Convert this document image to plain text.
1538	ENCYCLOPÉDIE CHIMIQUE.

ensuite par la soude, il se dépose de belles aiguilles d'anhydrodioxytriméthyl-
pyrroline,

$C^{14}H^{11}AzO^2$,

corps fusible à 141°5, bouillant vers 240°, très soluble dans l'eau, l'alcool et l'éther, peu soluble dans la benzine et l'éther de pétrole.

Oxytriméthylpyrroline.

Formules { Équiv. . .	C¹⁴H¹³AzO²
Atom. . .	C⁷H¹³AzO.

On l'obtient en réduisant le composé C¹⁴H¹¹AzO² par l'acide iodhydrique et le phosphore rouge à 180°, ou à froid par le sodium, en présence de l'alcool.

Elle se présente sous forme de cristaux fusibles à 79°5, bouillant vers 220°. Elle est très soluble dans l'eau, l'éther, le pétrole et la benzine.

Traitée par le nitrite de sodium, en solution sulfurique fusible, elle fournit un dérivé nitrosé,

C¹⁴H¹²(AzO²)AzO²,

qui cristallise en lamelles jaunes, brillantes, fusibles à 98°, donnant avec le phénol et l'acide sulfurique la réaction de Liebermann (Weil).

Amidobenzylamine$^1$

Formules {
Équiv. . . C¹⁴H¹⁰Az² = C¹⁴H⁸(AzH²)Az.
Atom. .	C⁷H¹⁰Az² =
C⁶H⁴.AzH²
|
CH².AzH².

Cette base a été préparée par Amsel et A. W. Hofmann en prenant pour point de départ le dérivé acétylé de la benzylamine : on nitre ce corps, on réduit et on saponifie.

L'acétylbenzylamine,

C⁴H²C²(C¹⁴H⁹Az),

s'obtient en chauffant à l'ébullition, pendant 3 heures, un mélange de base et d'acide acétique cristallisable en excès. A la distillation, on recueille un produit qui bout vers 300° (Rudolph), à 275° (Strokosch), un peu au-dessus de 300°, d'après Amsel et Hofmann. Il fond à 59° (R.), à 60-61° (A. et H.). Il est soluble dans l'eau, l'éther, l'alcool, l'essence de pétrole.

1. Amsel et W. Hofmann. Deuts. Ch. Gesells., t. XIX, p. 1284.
______
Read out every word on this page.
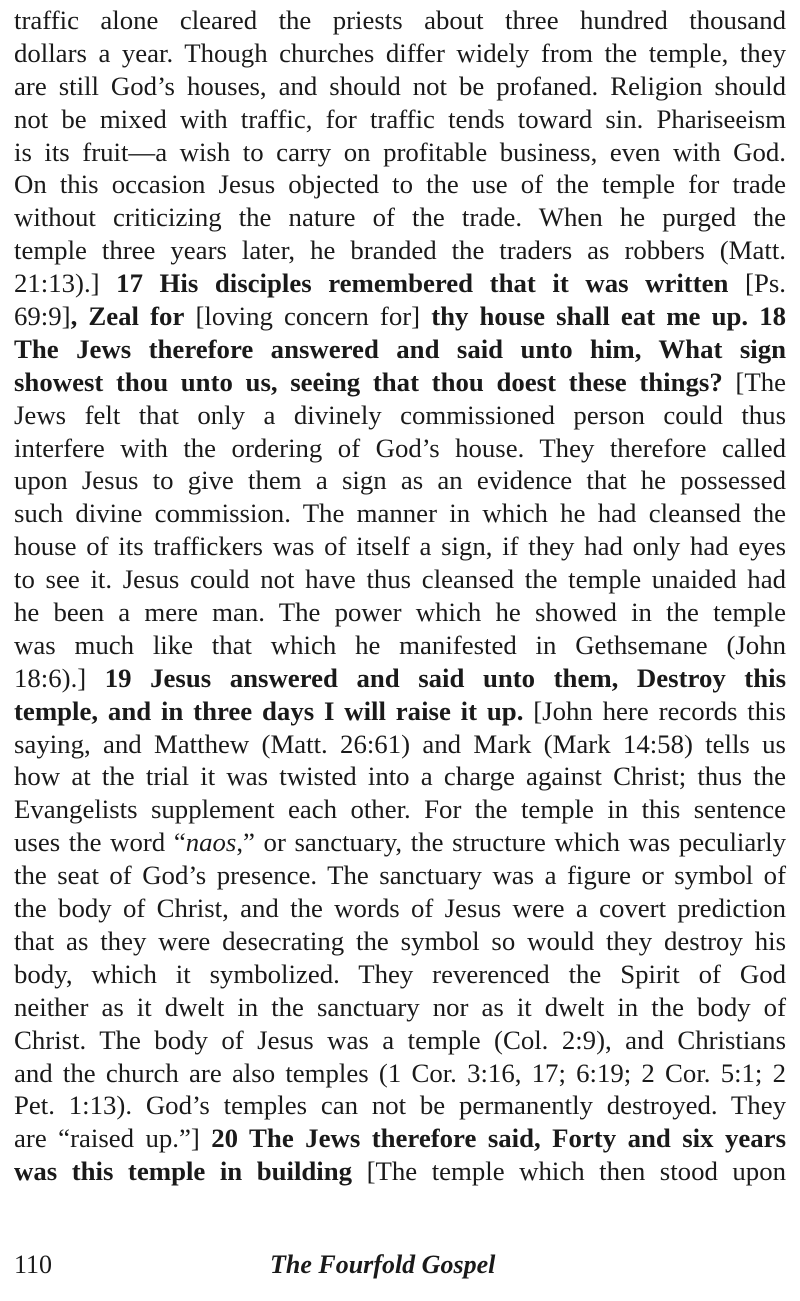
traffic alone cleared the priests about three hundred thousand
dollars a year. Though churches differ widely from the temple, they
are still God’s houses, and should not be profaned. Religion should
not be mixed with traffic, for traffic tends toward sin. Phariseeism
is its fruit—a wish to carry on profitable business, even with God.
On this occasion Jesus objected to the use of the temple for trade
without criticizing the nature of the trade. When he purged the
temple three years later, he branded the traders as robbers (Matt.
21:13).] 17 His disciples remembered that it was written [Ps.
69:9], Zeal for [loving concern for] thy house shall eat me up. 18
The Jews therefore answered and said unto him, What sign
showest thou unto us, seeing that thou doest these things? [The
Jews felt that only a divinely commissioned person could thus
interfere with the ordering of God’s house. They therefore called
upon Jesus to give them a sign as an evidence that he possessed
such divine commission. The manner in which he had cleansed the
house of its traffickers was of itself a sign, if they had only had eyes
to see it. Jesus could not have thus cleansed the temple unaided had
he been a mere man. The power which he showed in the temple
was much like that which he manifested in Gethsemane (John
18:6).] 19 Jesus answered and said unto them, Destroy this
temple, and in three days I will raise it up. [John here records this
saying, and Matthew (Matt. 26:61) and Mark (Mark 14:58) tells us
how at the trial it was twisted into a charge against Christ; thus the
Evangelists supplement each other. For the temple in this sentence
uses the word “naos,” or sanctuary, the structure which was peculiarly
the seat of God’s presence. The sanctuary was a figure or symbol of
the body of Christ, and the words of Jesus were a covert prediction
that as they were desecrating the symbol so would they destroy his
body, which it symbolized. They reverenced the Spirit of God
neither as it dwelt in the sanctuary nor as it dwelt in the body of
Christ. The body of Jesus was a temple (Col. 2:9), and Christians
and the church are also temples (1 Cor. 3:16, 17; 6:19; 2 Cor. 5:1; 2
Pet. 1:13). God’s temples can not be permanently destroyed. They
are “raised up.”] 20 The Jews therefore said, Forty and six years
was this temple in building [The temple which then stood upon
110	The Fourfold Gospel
______
[WHAT IS REQUIRED]: Search the records for the word "Jews". Copy every line that has it.

[RESULT]:
The Jews therefore answered and said unto him, What sign
Jews felt that only a divinely commissioned person could thus
are “raised up.”] 20 The Jews therefore said, Forty and six years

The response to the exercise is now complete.